*Request*: Tally the lines in the records underneath that contain the string "this", and state the figure by itself.

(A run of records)
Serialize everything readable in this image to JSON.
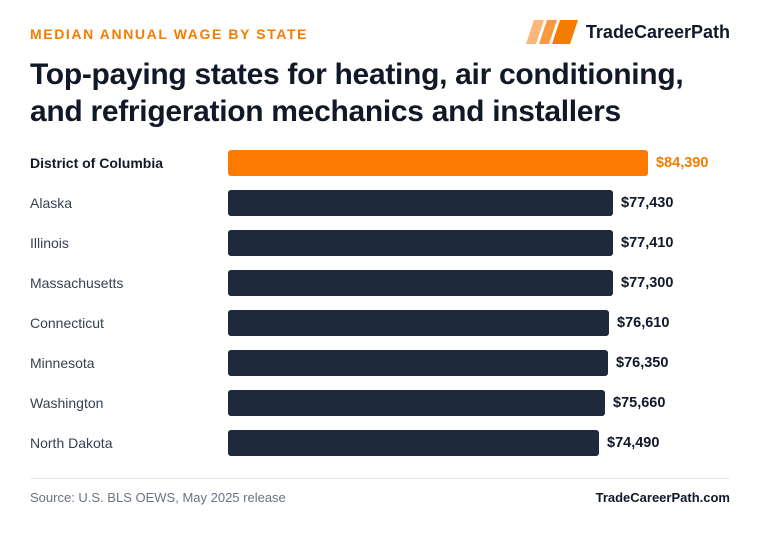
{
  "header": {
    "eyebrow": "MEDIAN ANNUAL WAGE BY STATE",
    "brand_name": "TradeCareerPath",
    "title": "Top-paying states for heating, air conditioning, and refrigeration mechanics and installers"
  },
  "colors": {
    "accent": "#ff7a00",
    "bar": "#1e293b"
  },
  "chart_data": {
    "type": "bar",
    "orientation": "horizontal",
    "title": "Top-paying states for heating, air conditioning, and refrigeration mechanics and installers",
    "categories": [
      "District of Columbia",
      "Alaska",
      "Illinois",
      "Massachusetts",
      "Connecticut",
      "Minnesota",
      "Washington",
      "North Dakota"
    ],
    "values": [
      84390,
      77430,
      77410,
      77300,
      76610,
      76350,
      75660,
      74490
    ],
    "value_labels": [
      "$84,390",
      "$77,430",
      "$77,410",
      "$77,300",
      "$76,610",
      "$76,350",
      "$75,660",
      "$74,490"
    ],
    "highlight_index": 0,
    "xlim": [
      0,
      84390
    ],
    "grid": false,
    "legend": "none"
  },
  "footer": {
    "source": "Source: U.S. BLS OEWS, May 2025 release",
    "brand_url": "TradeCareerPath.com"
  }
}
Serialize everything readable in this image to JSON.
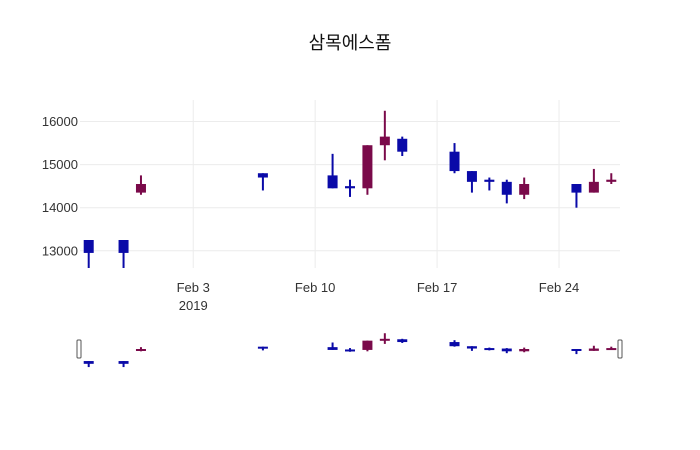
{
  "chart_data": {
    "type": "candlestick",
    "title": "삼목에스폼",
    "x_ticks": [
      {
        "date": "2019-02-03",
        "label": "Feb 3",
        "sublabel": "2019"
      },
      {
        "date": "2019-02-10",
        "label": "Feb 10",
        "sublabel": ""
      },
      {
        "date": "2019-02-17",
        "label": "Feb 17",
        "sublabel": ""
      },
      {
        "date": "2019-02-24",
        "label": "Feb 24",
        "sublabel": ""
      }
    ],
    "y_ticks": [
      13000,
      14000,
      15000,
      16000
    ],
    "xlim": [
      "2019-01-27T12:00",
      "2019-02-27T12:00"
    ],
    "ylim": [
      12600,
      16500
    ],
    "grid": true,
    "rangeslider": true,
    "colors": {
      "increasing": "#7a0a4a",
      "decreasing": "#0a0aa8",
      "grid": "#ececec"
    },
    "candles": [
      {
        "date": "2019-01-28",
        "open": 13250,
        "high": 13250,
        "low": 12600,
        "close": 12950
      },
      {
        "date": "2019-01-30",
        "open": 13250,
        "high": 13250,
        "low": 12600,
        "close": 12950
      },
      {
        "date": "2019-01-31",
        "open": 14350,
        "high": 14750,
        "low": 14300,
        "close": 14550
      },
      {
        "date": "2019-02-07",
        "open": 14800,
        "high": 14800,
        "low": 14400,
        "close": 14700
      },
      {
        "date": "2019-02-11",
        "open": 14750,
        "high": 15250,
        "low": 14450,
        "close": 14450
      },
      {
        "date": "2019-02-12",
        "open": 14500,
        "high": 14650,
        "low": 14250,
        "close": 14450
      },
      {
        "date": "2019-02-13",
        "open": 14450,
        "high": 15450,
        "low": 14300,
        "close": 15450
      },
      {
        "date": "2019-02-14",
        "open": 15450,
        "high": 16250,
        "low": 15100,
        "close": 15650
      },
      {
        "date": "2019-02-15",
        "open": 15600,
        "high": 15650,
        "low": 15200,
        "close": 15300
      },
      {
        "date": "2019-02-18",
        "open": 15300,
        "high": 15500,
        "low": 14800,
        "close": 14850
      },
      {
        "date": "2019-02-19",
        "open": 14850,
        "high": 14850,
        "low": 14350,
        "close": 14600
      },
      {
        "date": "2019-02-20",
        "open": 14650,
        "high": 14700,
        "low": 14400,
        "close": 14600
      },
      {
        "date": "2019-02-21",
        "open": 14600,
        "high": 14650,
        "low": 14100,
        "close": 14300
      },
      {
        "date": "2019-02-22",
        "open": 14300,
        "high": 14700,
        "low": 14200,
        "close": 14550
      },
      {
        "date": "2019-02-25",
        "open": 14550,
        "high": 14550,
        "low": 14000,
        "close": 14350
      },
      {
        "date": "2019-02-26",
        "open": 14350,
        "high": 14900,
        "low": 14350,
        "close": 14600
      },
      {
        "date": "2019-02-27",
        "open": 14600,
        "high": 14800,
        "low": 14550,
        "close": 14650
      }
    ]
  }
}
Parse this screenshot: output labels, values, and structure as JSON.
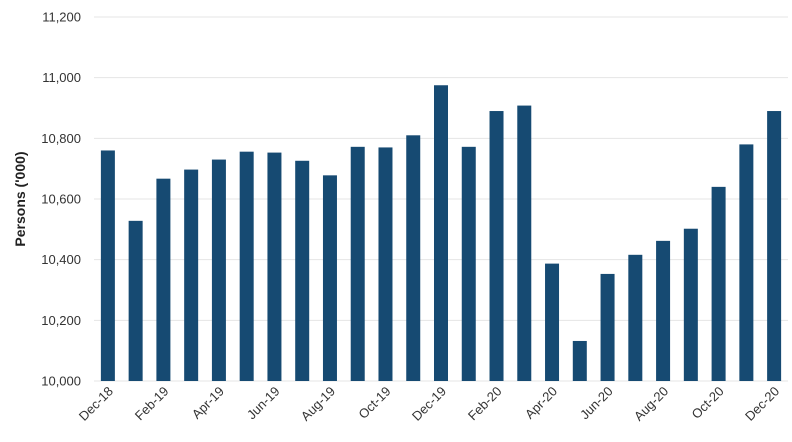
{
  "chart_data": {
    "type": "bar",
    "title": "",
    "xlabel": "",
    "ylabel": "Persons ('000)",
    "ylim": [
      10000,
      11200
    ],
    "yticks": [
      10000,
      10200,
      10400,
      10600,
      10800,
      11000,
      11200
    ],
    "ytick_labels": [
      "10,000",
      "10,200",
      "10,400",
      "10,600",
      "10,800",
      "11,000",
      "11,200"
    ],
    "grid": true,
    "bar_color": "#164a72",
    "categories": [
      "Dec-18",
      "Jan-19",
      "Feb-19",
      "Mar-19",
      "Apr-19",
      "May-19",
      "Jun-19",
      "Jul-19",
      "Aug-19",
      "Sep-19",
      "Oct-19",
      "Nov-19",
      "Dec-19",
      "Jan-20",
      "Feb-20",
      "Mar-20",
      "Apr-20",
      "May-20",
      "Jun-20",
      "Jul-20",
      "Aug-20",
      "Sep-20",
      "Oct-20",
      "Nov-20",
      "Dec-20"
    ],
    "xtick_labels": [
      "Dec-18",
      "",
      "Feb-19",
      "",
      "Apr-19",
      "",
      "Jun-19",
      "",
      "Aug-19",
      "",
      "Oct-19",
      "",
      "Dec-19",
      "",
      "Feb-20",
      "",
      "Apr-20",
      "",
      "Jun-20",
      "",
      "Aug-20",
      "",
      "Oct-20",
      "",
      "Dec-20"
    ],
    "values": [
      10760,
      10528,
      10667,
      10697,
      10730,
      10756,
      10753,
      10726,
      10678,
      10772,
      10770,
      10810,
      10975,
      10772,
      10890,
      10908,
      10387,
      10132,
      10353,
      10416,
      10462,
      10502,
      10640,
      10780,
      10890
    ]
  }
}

---

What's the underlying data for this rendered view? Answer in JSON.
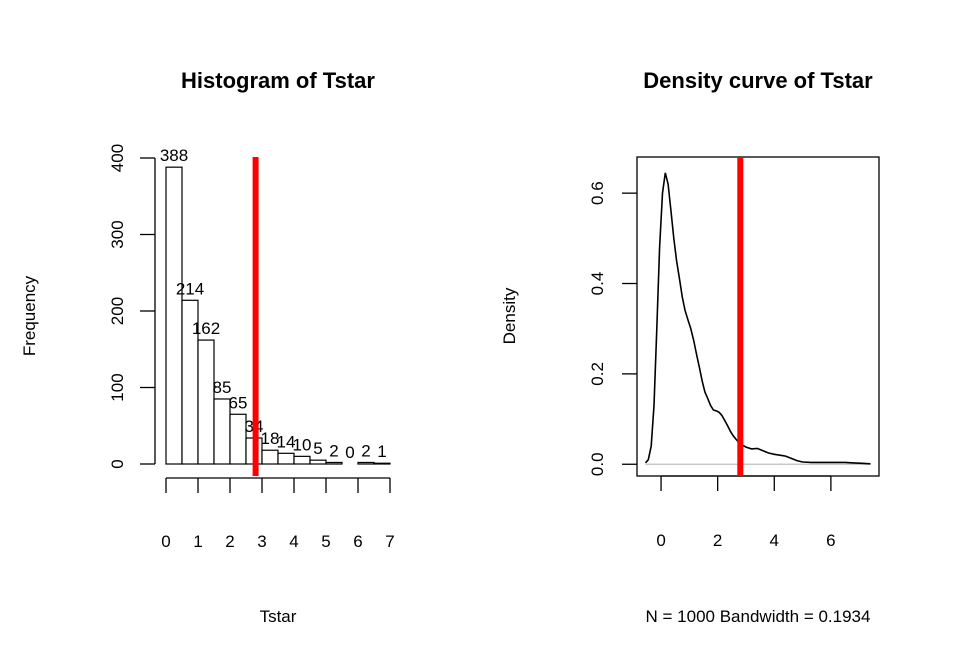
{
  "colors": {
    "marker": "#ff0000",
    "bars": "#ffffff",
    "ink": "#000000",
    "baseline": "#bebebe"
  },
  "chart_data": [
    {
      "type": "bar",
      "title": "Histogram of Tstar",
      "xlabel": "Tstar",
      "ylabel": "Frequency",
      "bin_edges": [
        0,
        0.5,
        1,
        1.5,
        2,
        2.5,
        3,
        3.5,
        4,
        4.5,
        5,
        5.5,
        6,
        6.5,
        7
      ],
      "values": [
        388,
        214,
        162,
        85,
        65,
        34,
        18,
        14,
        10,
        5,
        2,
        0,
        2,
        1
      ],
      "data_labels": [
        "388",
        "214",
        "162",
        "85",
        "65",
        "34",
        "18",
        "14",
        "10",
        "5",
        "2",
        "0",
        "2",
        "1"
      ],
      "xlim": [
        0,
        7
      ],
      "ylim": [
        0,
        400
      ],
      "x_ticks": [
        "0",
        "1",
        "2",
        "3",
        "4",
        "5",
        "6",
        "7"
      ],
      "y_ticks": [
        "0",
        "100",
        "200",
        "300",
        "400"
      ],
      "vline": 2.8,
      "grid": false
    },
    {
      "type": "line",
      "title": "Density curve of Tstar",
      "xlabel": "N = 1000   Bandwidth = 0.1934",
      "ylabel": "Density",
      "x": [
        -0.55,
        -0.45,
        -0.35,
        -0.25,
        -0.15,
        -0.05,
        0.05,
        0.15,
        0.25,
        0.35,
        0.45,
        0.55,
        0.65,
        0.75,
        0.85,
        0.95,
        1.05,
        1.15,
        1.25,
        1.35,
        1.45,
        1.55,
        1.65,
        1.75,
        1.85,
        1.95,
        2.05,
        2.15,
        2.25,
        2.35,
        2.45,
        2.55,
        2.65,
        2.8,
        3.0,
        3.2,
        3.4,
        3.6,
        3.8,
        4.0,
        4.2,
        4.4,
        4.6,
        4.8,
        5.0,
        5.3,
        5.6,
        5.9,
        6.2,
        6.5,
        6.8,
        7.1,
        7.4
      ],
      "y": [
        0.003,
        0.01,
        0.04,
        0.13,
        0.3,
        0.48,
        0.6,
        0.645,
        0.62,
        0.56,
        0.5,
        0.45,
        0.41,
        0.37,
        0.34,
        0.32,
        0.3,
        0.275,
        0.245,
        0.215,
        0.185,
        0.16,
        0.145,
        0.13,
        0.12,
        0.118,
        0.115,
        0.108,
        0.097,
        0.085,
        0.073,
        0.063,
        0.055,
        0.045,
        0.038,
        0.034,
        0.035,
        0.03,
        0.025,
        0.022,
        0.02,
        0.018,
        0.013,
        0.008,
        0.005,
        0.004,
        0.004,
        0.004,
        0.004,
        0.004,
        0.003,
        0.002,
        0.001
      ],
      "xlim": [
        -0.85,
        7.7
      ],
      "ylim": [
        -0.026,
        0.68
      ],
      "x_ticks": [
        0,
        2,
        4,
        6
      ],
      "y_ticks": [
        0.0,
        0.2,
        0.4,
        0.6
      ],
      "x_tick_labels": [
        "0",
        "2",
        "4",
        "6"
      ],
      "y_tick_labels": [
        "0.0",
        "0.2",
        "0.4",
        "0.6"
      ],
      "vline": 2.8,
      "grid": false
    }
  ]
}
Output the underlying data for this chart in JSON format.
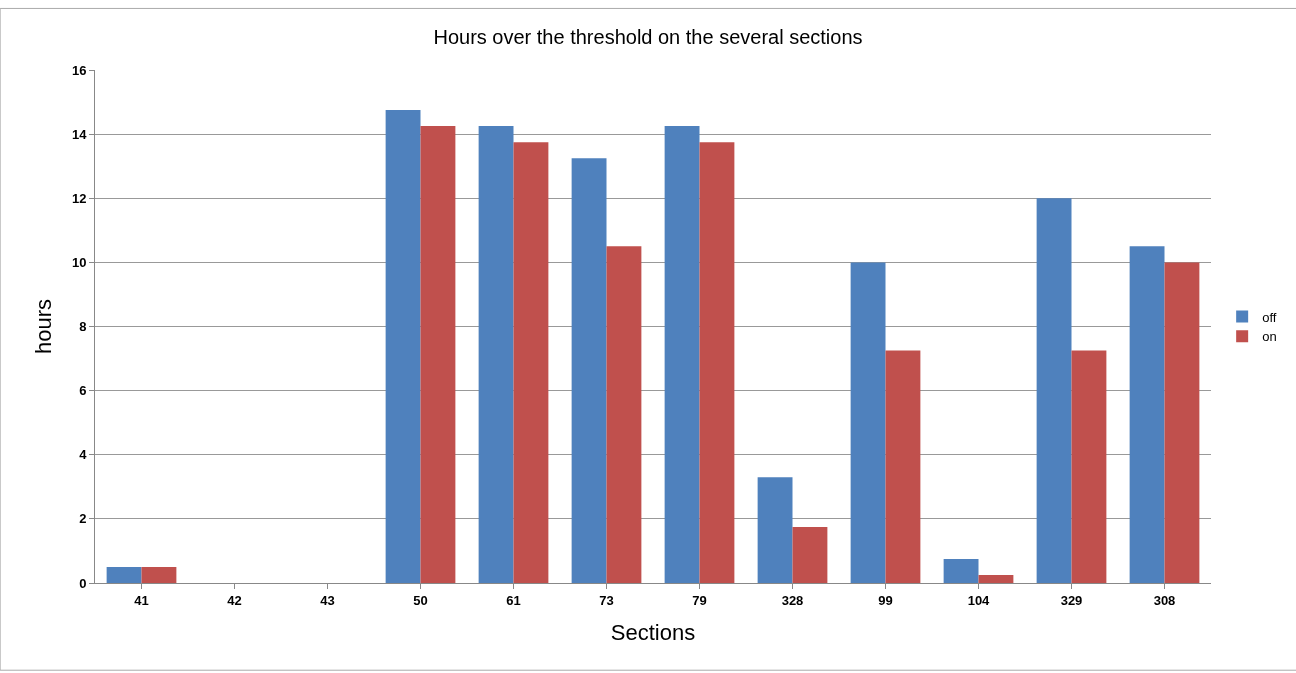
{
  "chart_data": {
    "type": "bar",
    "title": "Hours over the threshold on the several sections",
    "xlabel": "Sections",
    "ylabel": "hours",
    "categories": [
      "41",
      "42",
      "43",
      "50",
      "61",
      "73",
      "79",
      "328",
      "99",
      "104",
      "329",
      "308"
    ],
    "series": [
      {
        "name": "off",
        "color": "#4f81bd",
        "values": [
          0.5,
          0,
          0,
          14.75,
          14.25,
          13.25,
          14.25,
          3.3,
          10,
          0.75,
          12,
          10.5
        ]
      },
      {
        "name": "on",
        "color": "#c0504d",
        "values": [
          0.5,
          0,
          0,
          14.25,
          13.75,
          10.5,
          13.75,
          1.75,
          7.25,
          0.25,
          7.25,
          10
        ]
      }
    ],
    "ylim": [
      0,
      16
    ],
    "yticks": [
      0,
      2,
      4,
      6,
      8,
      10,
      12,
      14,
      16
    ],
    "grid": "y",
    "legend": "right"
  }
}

*Right answer*: 5